start Input records

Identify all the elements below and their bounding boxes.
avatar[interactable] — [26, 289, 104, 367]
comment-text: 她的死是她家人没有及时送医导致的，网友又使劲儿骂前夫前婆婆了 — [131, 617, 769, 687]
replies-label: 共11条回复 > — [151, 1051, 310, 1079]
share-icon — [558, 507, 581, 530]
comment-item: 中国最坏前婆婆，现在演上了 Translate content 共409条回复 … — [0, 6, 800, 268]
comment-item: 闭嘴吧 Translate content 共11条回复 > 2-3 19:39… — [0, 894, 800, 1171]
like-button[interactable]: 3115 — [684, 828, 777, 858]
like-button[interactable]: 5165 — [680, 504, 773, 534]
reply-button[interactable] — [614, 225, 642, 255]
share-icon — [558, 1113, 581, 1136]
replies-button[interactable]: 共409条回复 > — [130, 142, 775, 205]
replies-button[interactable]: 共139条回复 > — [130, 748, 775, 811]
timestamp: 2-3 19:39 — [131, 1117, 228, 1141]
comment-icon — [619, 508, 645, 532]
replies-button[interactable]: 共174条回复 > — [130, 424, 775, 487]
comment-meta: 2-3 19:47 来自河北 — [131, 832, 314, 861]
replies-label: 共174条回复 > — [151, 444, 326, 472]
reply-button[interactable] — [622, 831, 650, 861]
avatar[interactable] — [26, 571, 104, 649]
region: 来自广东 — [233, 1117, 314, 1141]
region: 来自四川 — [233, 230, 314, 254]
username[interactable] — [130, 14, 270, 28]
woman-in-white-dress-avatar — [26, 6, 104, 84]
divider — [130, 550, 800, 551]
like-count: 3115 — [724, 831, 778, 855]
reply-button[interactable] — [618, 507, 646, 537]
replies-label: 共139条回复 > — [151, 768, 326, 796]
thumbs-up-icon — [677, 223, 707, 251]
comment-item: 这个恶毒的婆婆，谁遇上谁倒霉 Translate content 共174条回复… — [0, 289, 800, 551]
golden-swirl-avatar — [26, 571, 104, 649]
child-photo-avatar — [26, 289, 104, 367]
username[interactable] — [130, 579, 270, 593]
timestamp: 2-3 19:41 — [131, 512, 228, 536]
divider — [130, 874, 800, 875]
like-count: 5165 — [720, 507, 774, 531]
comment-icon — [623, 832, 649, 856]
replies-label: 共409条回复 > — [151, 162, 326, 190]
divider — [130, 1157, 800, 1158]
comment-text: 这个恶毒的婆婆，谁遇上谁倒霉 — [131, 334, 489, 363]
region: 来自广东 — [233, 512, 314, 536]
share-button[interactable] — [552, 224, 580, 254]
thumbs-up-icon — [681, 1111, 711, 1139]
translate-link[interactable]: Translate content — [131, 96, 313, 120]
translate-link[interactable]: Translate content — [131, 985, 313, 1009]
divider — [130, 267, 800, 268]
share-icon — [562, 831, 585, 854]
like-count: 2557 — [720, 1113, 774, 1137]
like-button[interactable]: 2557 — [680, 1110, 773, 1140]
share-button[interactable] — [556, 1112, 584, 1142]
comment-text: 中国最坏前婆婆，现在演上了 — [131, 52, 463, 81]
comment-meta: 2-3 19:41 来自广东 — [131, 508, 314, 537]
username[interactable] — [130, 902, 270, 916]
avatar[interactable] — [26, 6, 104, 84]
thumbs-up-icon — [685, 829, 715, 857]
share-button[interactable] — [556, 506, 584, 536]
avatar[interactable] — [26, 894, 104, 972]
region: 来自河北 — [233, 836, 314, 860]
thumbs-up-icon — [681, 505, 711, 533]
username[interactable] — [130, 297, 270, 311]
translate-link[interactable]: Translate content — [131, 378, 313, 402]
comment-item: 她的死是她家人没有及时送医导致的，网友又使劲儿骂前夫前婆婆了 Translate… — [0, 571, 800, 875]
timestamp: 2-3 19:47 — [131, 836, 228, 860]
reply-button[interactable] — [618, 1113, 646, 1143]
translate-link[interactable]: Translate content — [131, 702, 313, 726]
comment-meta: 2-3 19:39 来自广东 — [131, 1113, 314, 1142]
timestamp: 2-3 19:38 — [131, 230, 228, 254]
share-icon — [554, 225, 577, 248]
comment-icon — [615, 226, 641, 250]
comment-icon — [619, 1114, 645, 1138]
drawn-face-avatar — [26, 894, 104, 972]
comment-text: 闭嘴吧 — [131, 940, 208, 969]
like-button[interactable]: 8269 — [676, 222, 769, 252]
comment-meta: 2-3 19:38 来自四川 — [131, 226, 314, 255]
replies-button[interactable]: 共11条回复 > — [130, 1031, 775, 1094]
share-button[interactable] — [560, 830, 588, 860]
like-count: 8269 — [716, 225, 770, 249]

end Input records

→ What is needed: Copy the data word for word, from its first line down through the line that contains "share-icon — [558, 507, 581, 530]".

→ Response:
Identify all the elements below and their bounding boxes.
avatar[interactable] — [26, 289, 104, 367]
comment-text: 她的死是她家人没有及时送医导致的，网友又使劲儿骂前夫前婆婆了 — [131, 617, 769, 687]
replies-label: 共11条回复 > — [151, 1051, 310, 1079]
share-icon — [558, 507, 581, 530]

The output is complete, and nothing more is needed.